Lines of data:
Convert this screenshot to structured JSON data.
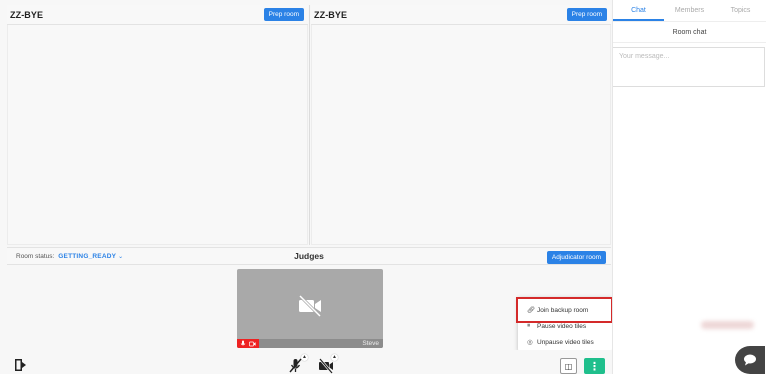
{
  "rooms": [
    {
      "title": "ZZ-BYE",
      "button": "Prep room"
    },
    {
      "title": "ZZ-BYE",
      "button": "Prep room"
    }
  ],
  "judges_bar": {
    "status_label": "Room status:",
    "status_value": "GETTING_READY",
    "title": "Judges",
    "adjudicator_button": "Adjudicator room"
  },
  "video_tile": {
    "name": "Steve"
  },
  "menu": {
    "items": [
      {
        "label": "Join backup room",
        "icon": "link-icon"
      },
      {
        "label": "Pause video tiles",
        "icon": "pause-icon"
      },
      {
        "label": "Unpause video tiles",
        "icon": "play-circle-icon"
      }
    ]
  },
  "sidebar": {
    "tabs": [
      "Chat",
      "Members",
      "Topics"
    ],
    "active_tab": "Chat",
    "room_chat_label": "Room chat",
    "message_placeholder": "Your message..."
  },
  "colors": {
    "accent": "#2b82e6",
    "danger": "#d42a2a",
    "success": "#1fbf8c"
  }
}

● Your instructions
Transcribe the entries above verbatim, omitting their pictures.

● Final result
Convert this screenshot to structured JSON data.
{
  "rooms": [
    {
      "title": "ZZ-BYE",
      "button": "Prep room"
    },
    {
      "title": "ZZ-BYE",
      "button": "Prep room"
    }
  ],
  "judges_bar": {
    "status_label": "Room status:",
    "status_value": "GETTING_READY",
    "title": "Judges",
    "adjudicator_button": "Adjudicator room"
  },
  "video_tile": {
    "name": "Steve"
  },
  "menu": {
    "items": [
      {
        "label": "Join backup room",
        "icon": "link-icon"
      },
      {
        "label": "Pause video tiles",
        "icon": "pause-icon"
      },
      {
        "label": "Unpause video tiles",
        "icon": "play-circle-icon"
      }
    ]
  },
  "sidebar": {
    "tabs": [
      "Chat",
      "Members",
      "Topics"
    ],
    "active_tab": "Chat",
    "room_chat_label": "Room chat",
    "message_placeholder": "Your message..."
  },
  "colors": {
    "accent": "#2b82e6",
    "danger": "#d42a2a",
    "success": "#1fbf8c"
  }
}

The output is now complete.